──────── Excerpted data

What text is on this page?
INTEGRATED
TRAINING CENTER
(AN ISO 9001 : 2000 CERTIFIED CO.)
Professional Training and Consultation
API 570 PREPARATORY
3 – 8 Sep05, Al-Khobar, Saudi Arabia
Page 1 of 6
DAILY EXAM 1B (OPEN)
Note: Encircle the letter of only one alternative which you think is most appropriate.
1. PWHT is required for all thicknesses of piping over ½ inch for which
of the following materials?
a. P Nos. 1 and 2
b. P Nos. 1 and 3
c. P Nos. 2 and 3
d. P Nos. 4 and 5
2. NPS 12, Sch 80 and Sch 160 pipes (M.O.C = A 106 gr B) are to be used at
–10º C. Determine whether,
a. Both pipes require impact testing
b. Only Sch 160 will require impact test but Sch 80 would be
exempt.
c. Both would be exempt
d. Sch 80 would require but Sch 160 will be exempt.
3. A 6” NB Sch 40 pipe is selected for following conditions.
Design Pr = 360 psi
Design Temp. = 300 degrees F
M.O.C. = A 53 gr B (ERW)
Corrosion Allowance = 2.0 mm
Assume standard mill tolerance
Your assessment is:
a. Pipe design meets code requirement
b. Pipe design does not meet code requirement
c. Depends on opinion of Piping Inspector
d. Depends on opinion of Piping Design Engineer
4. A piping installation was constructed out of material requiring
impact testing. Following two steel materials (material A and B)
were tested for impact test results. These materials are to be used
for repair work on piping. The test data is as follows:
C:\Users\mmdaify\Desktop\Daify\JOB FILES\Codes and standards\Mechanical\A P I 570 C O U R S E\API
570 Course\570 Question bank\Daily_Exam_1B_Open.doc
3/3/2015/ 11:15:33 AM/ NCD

────────────────
──────── Excerpted data

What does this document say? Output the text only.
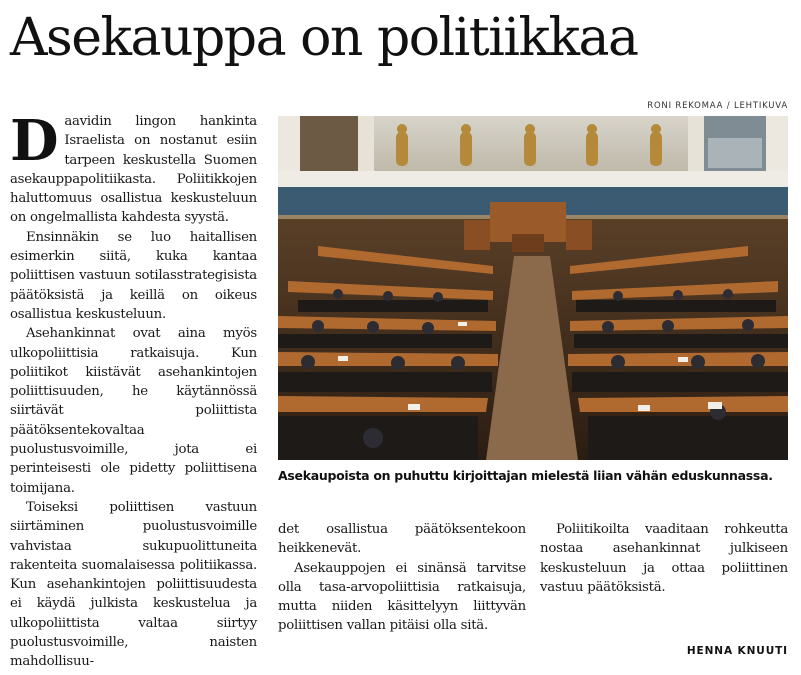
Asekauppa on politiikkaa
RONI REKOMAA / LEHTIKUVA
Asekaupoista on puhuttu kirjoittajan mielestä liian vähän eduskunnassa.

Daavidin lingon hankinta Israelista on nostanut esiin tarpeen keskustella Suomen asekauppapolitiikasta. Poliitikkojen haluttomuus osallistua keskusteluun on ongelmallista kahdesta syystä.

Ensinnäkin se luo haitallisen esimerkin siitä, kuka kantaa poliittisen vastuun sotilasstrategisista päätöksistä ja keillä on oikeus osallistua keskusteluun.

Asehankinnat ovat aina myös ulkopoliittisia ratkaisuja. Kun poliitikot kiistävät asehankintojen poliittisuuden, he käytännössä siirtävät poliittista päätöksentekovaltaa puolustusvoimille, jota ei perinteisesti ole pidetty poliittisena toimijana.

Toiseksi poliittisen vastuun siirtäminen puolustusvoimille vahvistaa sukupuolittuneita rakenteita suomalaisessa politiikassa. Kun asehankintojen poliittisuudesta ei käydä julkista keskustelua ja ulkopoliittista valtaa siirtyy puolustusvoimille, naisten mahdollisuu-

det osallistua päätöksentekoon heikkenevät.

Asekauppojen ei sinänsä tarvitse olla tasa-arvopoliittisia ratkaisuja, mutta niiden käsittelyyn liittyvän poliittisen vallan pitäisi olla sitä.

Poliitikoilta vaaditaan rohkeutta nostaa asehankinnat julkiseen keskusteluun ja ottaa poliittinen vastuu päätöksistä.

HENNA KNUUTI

────────────────

Your goal: Find every line that holds "Depends" and copy it.

Result of this task:
c. Depends on opinion of Piping Inspector
d. Depends on opinion of Piping Design Engineer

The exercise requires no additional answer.